Short problem:
Omit all images. Transcribe the rest of the material below exactly.

:::

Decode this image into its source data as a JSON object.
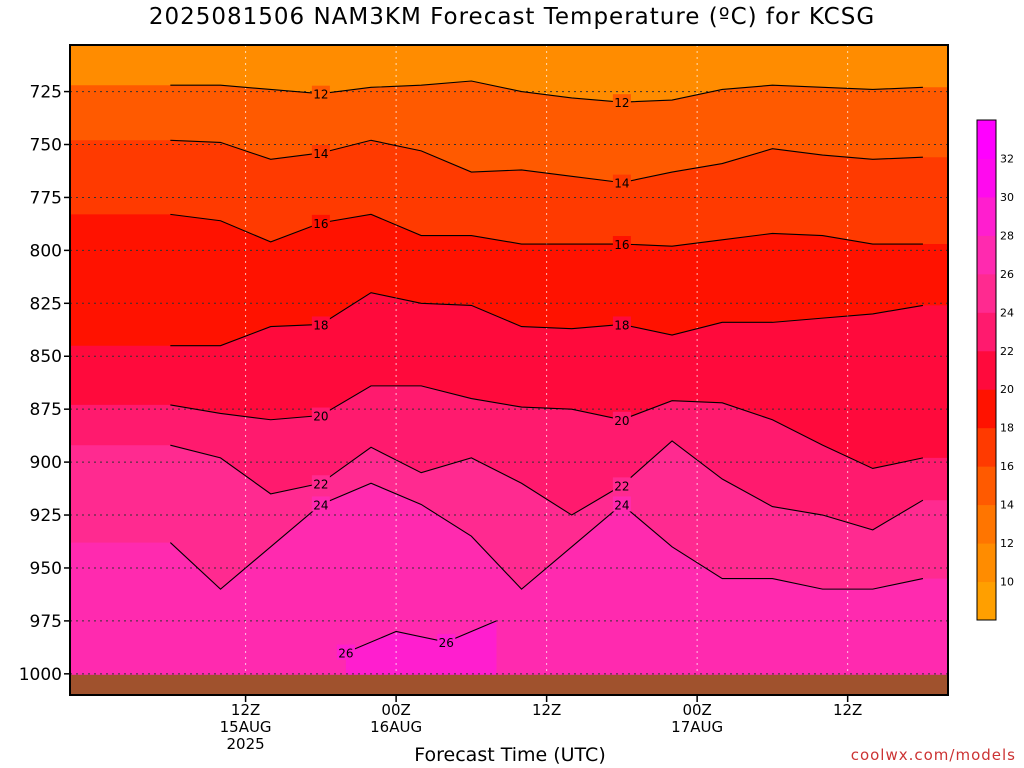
{
  "chart_data": {
    "type": "heatmap",
    "title": "2025081506 NAM3KM Forecast Temperature (ºC) for KCSG",
    "xlabel": "Forecast Time (UTC)",
    "ylabel": "",
    "credit": "coolwx.com/models",
    "y_axis": {
      "scale": "pressure (hPa), decreasing upward",
      "range": [
        1010,
        700
      ],
      "ticks": [
        "725",
        "750",
        "775",
        "800",
        "825",
        "850",
        "875",
        "900",
        "925",
        "950",
        "975",
        "1000"
      ],
      "tick_values": [
        725,
        750,
        775,
        800,
        825,
        850,
        875,
        900,
        925,
        950,
        975,
        1000
      ]
    },
    "x_axis": {
      "range_hours": [
        -8,
        42
      ],
      "ticks": [
        {
          "hour": 6,
          "lines": [
            "12Z",
            "15AUG",
            "2025"
          ]
        },
        {
          "hour": 18,
          "lines": [
            "00Z",
            "16AUG"
          ]
        },
        {
          "hour": 30,
          "lines": [
            "12Z"
          ]
        },
        {
          "hour": 42,
          "lines": [
            "00Z",
            "17AUG"
          ]
        },
        {
          "hour": 54,
          "lines": [
            "12Z"
          ]
        }
      ]
    },
    "x_hours_shown": [
      6,
      60
    ],
    "colorbar": {
      "labels": [
        "10",
        "12",
        "14",
        "16",
        "18",
        "20",
        "22",
        "24",
        "26",
        "28",
        "30",
        "32"
      ],
      "values": [
        10,
        12,
        14,
        16,
        18,
        20,
        22,
        24,
        26,
        28,
        30,
        32
      ],
      "colors": [
        "#ff9f00",
        "#ff8c00",
        "#ff7500",
        "#ff5a00",
        "#ff3a00",
        "#ff1200",
        "#ff0a3c",
        "#ff1a6e",
        "#ff2a90",
        "#ff2aaf",
        "#ff1ecf",
        "#ff0aee",
        "#ff00ff"
      ]
    },
    "contours": [
      {
        "value": 12,
        "label": "12",
        "pressure_at_hours": [
          [
            0,
            722
          ],
          [
            4,
            722
          ],
          [
            8,
            724
          ],
          [
            12,
            726
          ],
          [
            16,
            723
          ],
          [
            20,
            722
          ],
          [
            24,
            720
          ],
          [
            28,
            725
          ],
          [
            32,
            728
          ],
          [
            36,
            730
          ],
          [
            40,
            729
          ],
          [
            44,
            724
          ],
          [
            48,
            722
          ],
          [
            52,
            723
          ],
          [
            56,
            724
          ],
          [
            60,
            723
          ]
        ]
      },
      {
        "value": 14,
        "label": "14",
        "pressure_at_hours": [
          [
            0,
            748
          ],
          [
            4,
            749
          ],
          [
            8,
            757
          ],
          [
            12,
            754
          ],
          [
            16,
            748
          ],
          [
            20,
            753
          ],
          [
            24,
            763
          ],
          [
            28,
            762
          ],
          [
            32,
            765
          ],
          [
            36,
            768
          ],
          [
            40,
            763
          ],
          [
            44,
            759
          ],
          [
            48,
            752
          ],
          [
            52,
            755
          ],
          [
            56,
            757
          ],
          [
            60,
            756
          ]
        ]
      },
      {
        "value": 16,
        "label": "16",
        "pressure_at_hours": [
          [
            0,
            783
          ],
          [
            4,
            786
          ],
          [
            8,
            796
          ],
          [
            12,
            787
          ],
          [
            16,
            783
          ],
          [
            20,
            793
          ],
          [
            24,
            793
          ],
          [
            28,
            797
          ],
          [
            32,
            797
          ],
          [
            36,
            797
          ],
          [
            40,
            798
          ],
          [
            44,
            795
          ],
          [
            48,
            792
          ],
          [
            52,
            793
          ],
          [
            56,
            797
          ],
          [
            60,
            797
          ]
        ]
      },
      {
        "value": 18,
        "label": "18",
        "pressure_at_hours": [
          [
            0,
            845
          ],
          [
            4,
            845
          ],
          [
            8,
            836
          ],
          [
            12,
            835
          ],
          [
            16,
            820
          ],
          [
            20,
            825
          ],
          [
            24,
            826
          ],
          [
            28,
            836
          ],
          [
            32,
            837
          ],
          [
            36,
            835
          ],
          [
            40,
            840
          ],
          [
            44,
            834
          ],
          [
            48,
            834
          ],
          [
            52,
            832
          ],
          [
            56,
            830
          ],
          [
            60,
            826
          ]
        ]
      },
      {
        "value": 20,
        "label": "20",
        "pressure_at_hours": [
          [
            0,
            873
          ],
          [
            4,
            877
          ],
          [
            8,
            880
          ],
          [
            12,
            878
          ],
          [
            16,
            864
          ],
          [
            20,
            864
          ],
          [
            24,
            870
          ],
          [
            28,
            874
          ],
          [
            32,
            875
          ],
          [
            36,
            880
          ],
          [
            40,
            871
          ],
          [
            44,
            872
          ],
          [
            48,
            880
          ],
          [
            52,
            892
          ],
          [
            56,
            903
          ],
          [
            60,
            898
          ]
        ]
      },
      {
        "value": 22,
        "label": "22",
        "pressure_at_hours": [
          [
            0,
            892
          ],
          [
            4,
            898
          ],
          [
            8,
            915
          ],
          [
            12,
            910
          ],
          [
            16,
            893
          ],
          [
            20,
            905
          ],
          [
            24,
            898
          ],
          [
            28,
            910
          ],
          [
            32,
            925
          ],
          [
            36,
            911
          ],
          [
            40,
            890
          ],
          [
            44,
            908
          ],
          [
            48,
            921
          ],
          [
            52,
            925
          ],
          [
            56,
            932
          ],
          [
            60,
            918
          ]
        ]
      },
      {
        "value": 24,
        "label": "24",
        "pressure_at_hours": [
          [
            0,
            938
          ],
          [
            4,
            960
          ],
          [
            8,
            940
          ],
          [
            12,
            920
          ],
          [
            16,
            910
          ],
          [
            20,
            920
          ],
          [
            24,
            935
          ],
          [
            28,
            960
          ],
          [
            32,
            940
          ],
          [
            36,
            920
          ],
          [
            40,
            940
          ],
          [
            44,
            955
          ],
          [
            48,
            955
          ],
          [
            52,
            960
          ],
          [
            56,
            960
          ],
          [
            60,
            955
          ]
        ]
      },
      {
        "value": 26,
        "label": "26",
        "pressure_at_hours": [
          [
            14,
            990
          ],
          [
            18,
            980
          ],
          [
            22,
            985
          ],
          [
            26,
            975
          ]
        ]
      }
    ]
  }
}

:::

Result below:
Decode this image into its source data as a JSON object.
{
  "chart_data": {
    "type": "heatmap",
    "title": "2025081506 NAM3KM Forecast Temperature (ºC) for KCSG",
    "xlabel": "Forecast Time (UTC)",
    "ylabel": "",
    "credit": "coolwx.com/models",
    "y_axis": {
      "scale": "pressure (hPa), decreasing upward",
      "range": [
        1010,
        700
      ],
      "ticks": [
        "725",
        "750",
        "775",
        "800",
        "825",
        "850",
        "875",
        "900",
        "925",
        "950",
        "975",
        "1000"
      ],
      "tick_values": [
        725,
        750,
        775,
        800,
        825,
        850,
        875,
        900,
        925,
        950,
        975,
        1000
      ]
    },
    "x_axis": {
      "range_hours": [
        -8,
        42
      ],
      "ticks": [
        {
          "hour": 6,
          "lines": [
            "12Z",
            "15AUG",
            "2025"
          ]
        },
        {
          "hour": 18,
          "lines": [
            "00Z",
            "16AUG"
          ]
        },
        {
          "hour": 30,
          "lines": [
            "12Z"
          ]
        },
        {
          "hour": 42,
          "lines": [
            "00Z",
            "17AUG"
          ]
        },
        {
          "hour": 54,
          "lines": [
            "12Z"
          ]
        }
      ]
    },
    "x_hours_shown": [
      6,
      60
    ],
    "colorbar": {
      "labels": [
        "10",
        "12",
        "14",
        "16",
        "18",
        "20",
        "22",
        "24",
        "26",
        "28",
        "30",
        "32"
      ],
      "values": [
        10,
        12,
        14,
        16,
        18,
        20,
        22,
        24,
        26,
        28,
        30,
        32
      ],
      "colors": [
        "#ff9f00",
        "#ff8c00",
        "#ff7500",
        "#ff5a00",
        "#ff3a00",
        "#ff1200",
        "#ff0a3c",
        "#ff1a6e",
        "#ff2a90",
        "#ff2aaf",
        "#ff1ecf",
        "#ff0aee",
        "#ff00ff"
      ]
    },
    "contours": [
      {
        "value": 12,
        "label": "12",
        "pressure_at_hours": [
          [
            0,
            722
          ],
          [
            4,
            722
          ],
          [
            8,
            724
          ],
          [
            12,
            726
          ],
          [
            16,
            723
          ],
          [
            20,
            722
          ],
          [
            24,
            720
          ],
          [
            28,
            725
          ],
          [
            32,
            728
          ],
          [
            36,
            730
          ],
          [
            40,
            729
          ],
          [
            44,
            724
          ],
          [
            48,
            722
          ],
          [
            52,
            723
          ],
          [
            56,
            724
          ],
          [
            60,
            723
          ]
        ]
      },
      {
        "value": 14,
        "label": "14",
        "pressure_at_hours": [
          [
            0,
            748
          ],
          [
            4,
            749
          ],
          [
            8,
            757
          ],
          [
            12,
            754
          ],
          [
            16,
            748
          ],
          [
            20,
            753
          ],
          [
            24,
            763
          ],
          [
            28,
            762
          ],
          [
            32,
            765
          ],
          [
            36,
            768
          ],
          [
            40,
            763
          ],
          [
            44,
            759
          ],
          [
            48,
            752
          ],
          [
            52,
            755
          ],
          [
            56,
            757
          ],
          [
            60,
            756
          ]
        ]
      },
      {
        "value": 16,
        "label": "16",
        "pressure_at_hours": [
          [
            0,
            783
          ],
          [
            4,
            786
          ],
          [
            8,
            796
          ],
          [
            12,
            787
          ],
          [
            16,
            783
          ],
          [
            20,
            793
          ],
          [
            24,
            793
          ],
          [
            28,
            797
          ],
          [
            32,
            797
          ],
          [
            36,
            797
          ],
          [
            40,
            798
          ],
          [
            44,
            795
          ],
          [
            48,
            792
          ],
          [
            52,
            793
          ],
          [
            56,
            797
          ],
          [
            60,
            797
          ]
        ]
      },
      {
        "value": 18,
        "label": "18",
        "pressure_at_hours": [
          [
            0,
            845
          ],
          [
            4,
            845
          ],
          [
            8,
            836
          ],
          [
            12,
            835
          ],
          [
            16,
            820
          ],
          [
            20,
            825
          ],
          [
            24,
            826
          ],
          [
            28,
            836
          ],
          [
            32,
            837
          ],
          [
            36,
            835
          ],
          [
            40,
            840
          ],
          [
            44,
            834
          ],
          [
            48,
            834
          ],
          [
            52,
            832
          ],
          [
            56,
            830
          ],
          [
            60,
            826
          ]
        ]
      },
      {
        "value": 20,
        "label": "20",
        "pressure_at_hours": [
          [
            0,
            873
          ],
          [
            4,
            877
          ],
          [
            8,
            880
          ],
          [
            12,
            878
          ],
          [
            16,
            864
          ],
          [
            20,
            864
          ],
          [
            24,
            870
          ],
          [
            28,
            874
          ],
          [
            32,
            875
          ],
          [
            36,
            880
          ],
          [
            40,
            871
          ],
          [
            44,
            872
          ],
          [
            48,
            880
          ],
          [
            52,
            892
          ],
          [
            56,
            903
          ],
          [
            60,
            898
          ]
        ]
      },
      {
        "value": 22,
        "label": "22",
        "pressure_at_hours": [
          [
            0,
            892
          ],
          [
            4,
            898
          ],
          [
            8,
            915
          ],
          [
            12,
            910
          ],
          [
            16,
            893
          ],
          [
            20,
            905
          ],
          [
            24,
            898
          ],
          [
            28,
            910
          ],
          [
            32,
            925
          ],
          [
            36,
            911
          ],
          [
            40,
            890
          ],
          [
            44,
            908
          ],
          [
            48,
            921
          ],
          [
            52,
            925
          ],
          [
            56,
            932
          ],
          [
            60,
            918
          ]
        ]
      },
      {
        "value": 24,
        "label": "24",
        "pressure_at_hours": [
          [
            0,
            938
          ],
          [
            4,
            960
          ],
          [
            8,
            940
          ],
          [
            12,
            920
          ],
          [
            16,
            910
          ],
          [
            20,
            920
          ],
          [
            24,
            935
          ],
          [
            28,
            960
          ],
          [
            32,
            940
          ],
          [
            36,
            920
          ],
          [
            40,
            940
          ],
          [
            44,
            955
          ],
          [
            48,
            955
          ],
          [
            52,
            960
          ],
          [
            56,
            960
          ],
          [
            60,
            955
          ]
        ]
      },
      {
        "value": 26,
        "label": "26",
        "pressure_at_hours": [
          [
            14,
            990
          ],
          [
            18,
            980
          ],
          [
            22,
            985
          ],
          [
            26,
            975
          ]
        ]
      }
    ]
  }
}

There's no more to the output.